— Start of RAW DATA —

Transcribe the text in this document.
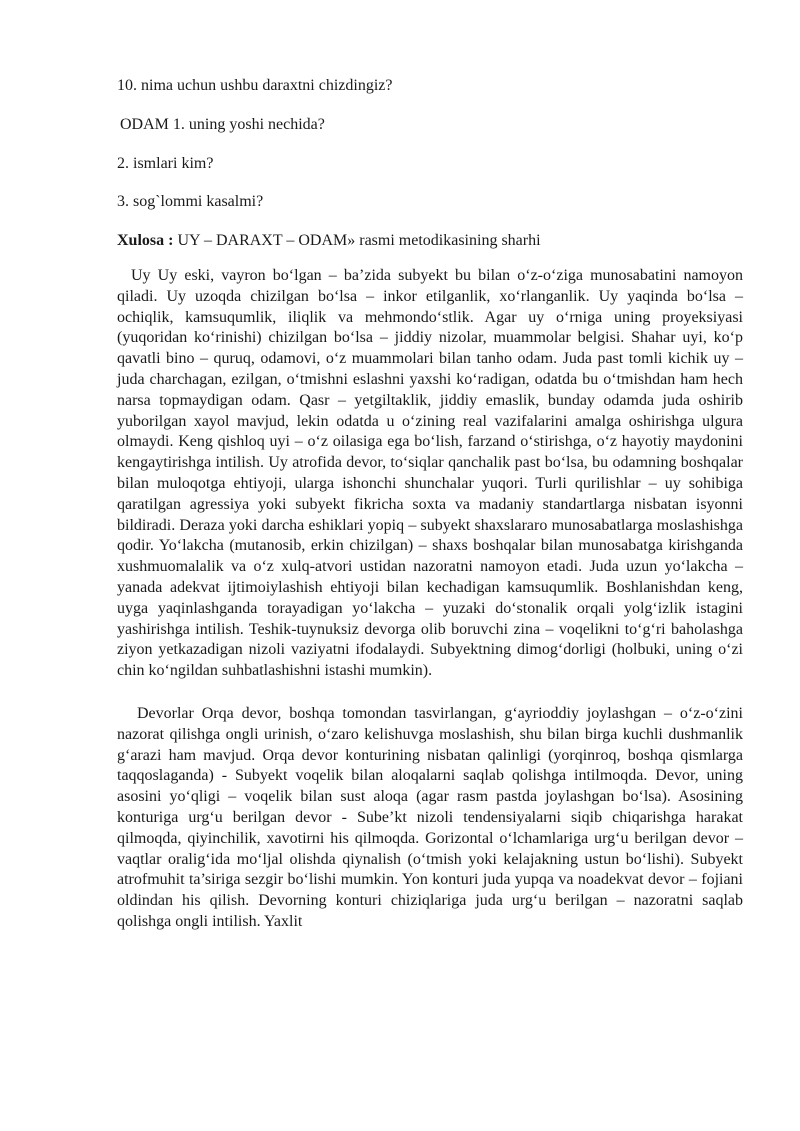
10. nima uchun ushbu daraxtni chizdingiz?

ODAM 1. uning yoshi nechida?

2. ismlari kim?

3. sog`lommi kasalmi?

Xulosa : UY – DARAXT – ODAM» rasmi metodikasining sharhi

Uy Uy eski, vayron bo‘lgan – ba’zida subyekt bu bilan o‘z-o‘ziga munosabatini namoyon qiladi. Uy uzoqda chizilgan bo‘lsa – inkor etilganlik, xo‘rlanganlik. Uy yaqinda bo‘lsa – ochiqlik, kamsuqumlik, iliqlik va mehmondo‘stlik. Agar uy o‘rniga uning proyeksiyasi (yuqoridan ko‘rinishi) chizilgan bo‘lsa – jiddiy nizolar, muammolar belgisi. Shahar uyi, ko‘p qavatli bino – quruq, odamovi, o‘z muammolari bilan tanho odam. Juda past tomli kichik uy – juda charchagan, ezilgan, o‘tmishni eslashni yaxshi ko‘radigan, odatda bu o‘tmishdan ham hech narsa topmaydigan odam. Qasr – yetgiltaklik, jiddiy emaslik, bunday odamda juda oshirib yuborilgan xayol mavjud, lekin odatda u o‘zining real vazifalarini amalga oshirishga ulgura olmaydi. Keng qishloq uyi – o‘z oilasiga ega bo‘lish, farzand o‘stirishga, o‘z hayotiy maydonini kengaytirishga intilish. Uy atrofida devor, to‘siqlar qanchalik past bo‘lsa, bu odamning boshqalar bilan muloqotga ehtiyoji, ularga ishonchi shunchalar yuqori. Turli qurilishlar – uy sohibiga qaratilgan agressiya yoki subyekt fikricha soxta va madaniy standartlarga nisbatan isyonni bildiradi. Deraza yoki darcha eshiklari yopiq – subyekt shaxslararo munosabatlarga moslashishga qodir. Yo‘lakcha (mutanosib, erkin chizilgan) – shaxs boshqalar bilan munosabatga kirishganda xushmuomalalik va o‘z xulq-atvori ustidan nazoratni namoyon etadi. Juda uzun yo‘lakcha – yanada adekvat ijtimoiylashish ehtiyoji bilan kechadigan kamsuqumlik. Boshlanishdan keng, uyga yaqinlashganda torayadigan yo‘lakcha – yuzaki do‘stonalik orqali yolg‘izlik istagini yashirishga intilish. Teshik-tuynuksiz devorga olib boruvchi zina – voqelikni to‘g‘ri baholashga ziyon yetkazadigan nizoli vaziyatni ifodalaydi. Subyektning dimog‘dorligi (holbuki, uning o‘zi chin ko‘ngildan suhbatlashishni istashi mumkin).

Devorlar Orqa devor, boshqa tomondan tasvirlangan, g‘ayrioddiy joylashgan – o‘z-o‘zini nazorat qilishga ongli urinish, o‘zaro kelishuvga moslashish, shu bilan birga kuchli dushmanlik g‘arazi ham mavjud. Orqa devor konturining nisbatan qalinligi (yorqinroq, boshqa qismlarga taqqoslaganda) - Subyekt voqelik bilan aloqalarni saqlab qolishga intilmoqda. Devor, uning asosini yo‘qligi – voqelik bilan sust aloqa (agar rasm pastda joylashgan bo‘lsa). Asosining konturiga urg‘u berilgan devor - Sube’kt nizoli tendensiyalarni siqib chiqarishga harakat qilmoqda, qiyinchilik, xavotirni his qilmoqda. Gorizontal o‘lchamlariga urg‘u berilgan devor – vaqtlar oralig‘ida mo‘ljal olishda qiynalish (o‘tmish yoki kelajakning ustun bo‘lishi). Subyekt atrofmuhit ta’siriga sezgir bo‘lishi mumkin. Yon konturi juda yupqa va noadekvat devor – fojiani oldindan his qilish. Devorning konturi chiziqlariga juda urg‘u berilgan – nazoratni saqlab qolishga ongli intilish. Yaxlit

— End of RAW DATA —

Extract all the entries word for word; omit any pictures.

**OUTPUT OF THE EXERCISE:**
Transcribe the text in this document.
10. nima uchun ushbu daraxtni chizdingiz?

ODAM 1. uning yoshi nechida?

2. ismlari kim?

3. sog`lommi kasalmi?

Xulosa : UY – DARAXT – ODAM» rasmi metodikasining sharhi

Uy Uy eski, vayron bo‘lgan – ba’zida subyekt bu bilan o‘z-o‘ziga munosabatini namoyon qiladi. Uy uzoqda chizilgan bo‘lsa – inkor etilganlik, xo‘rlanganlik. Uy yaqinda bo‘lsa – ochiqlik, kamsuqumlik, iliqlik va mehmondo‘stlik. Agar uy o‘rniga uning proyeksiyasi (yuqoridan ko‘rinishi) chizilgan bo‘lsa – jiddiy nizolar, muammolar belgisi. Shahar uyi, ko‘p qavatli bino – quruq, odamovi, o‘z muammolari bilan tanho odam. Juda past tomli kichik uy – juda charchagan, ezilgan, o‘tmishni eslashni yaxshi ko‘radigan, odatda bu o‘tmishdan ham hech narsa topmaydigan odam. Qasr – yetgiltaklik, jiddiy emaslik, bunday odamda juda oshirib yuborilgan xayol mavjud, lekin odatda u o‘zining real vazifalarini amalga oshirishga ulgura olmaydi. Keng qishloq uyi – o‘z oilasiga ega bo‘lish, farzand o‘stirishga, o‘z hayotiy maydonini kengaytirishga intilish. Uy atrofida devor, to‘siqlar qanchalik past bo‘lsa, bu odamning boshqalar bilan muloqotga ehtiyoji, ularga ishonchi shunchalar yuqori. Turli qurilishlar – uy sohibiga qaratilgan agressiya yoki subyekt fikricha soxta va madaniy standartlarga nisbatan isyonni bildiradi. Deraza yoki darcha eshiklari yopiq – subyekt shaxslararo munosabatlarga moslashishga qodir. Yo‘lakcha (mutanosib, erkin chizilgan) – shaxs boshqalar bilan munosabatga kirishganda xushmuomalalik va o‘z xulq-atvori ustidan nazoratni namoyon etadi. Juda uzun yo‘lakcha – yanada adekvat ijtimoiylashish ehtiyoji bilan kechadigan kamsuqumlik. Boshlanishdan keng, uyga yaqinlashganda torayadigan yo‘lakcha – yuzaki do‘stonalik orqali yolg‘izlik istagini yashirishga intilish. Teshik-tuynuksiz devorga olib boruvchi zina – voqelikni to‘g‘ri baholashga ziyon yetkazadigan nizoli vaziyatni ifodalaydi. Subyektning dimog‘dorligi (holbuki, uning o‘zi chin ko‘ngildan suhbatlashishni istashi mumkin).

Devorlar Orqa devor, boshqa tomondan tasvirlangan, g‘ayrioddiy joylashgan – o‘z-o‘zini nazorat qilishga ongli urinish, o‘zaro kelishuvga moslashish, shu bilan birga kuchli dushmanlik g‘arazi ham mavjud. Orqa devor konturining nisbatan qalinligi (yorqinroq, boshqa qismlarga taqqoslaganda) - Subyekt voqelik bilan aloqalarni saqlab qolishga intilmoqda. Devor, uning asosini yo‘qligi – voqelik bilan sust aloqa (agar rasm pastda joylashgan bo‘lsa). Asosining konturiga urg‘u berilgan devor - Sube’kt nizoli tendensiyalarni siqib chiqarishga harakat qilmoqda, qiyinchilik, xavotirni his qilmoqda. Gorizontal o‘lchamlariga urg‘u berilgan devor – vaqtlar oralig‘ida mo‘ljal olishda qiynalish (o‘tmish yoki kelajakning ustun bo‘lishi). Subyekt atrofmuhit ta’siriga sezgir bo‘lishi mumkin. Yon konturi juda yupqa va noadekvat devor – fojiani oldindan his qilish. Devorning konturi chiziqlariga juda urg‘u berilgan – nazoratni saqlab qolishga ongli intilish. Yaxlit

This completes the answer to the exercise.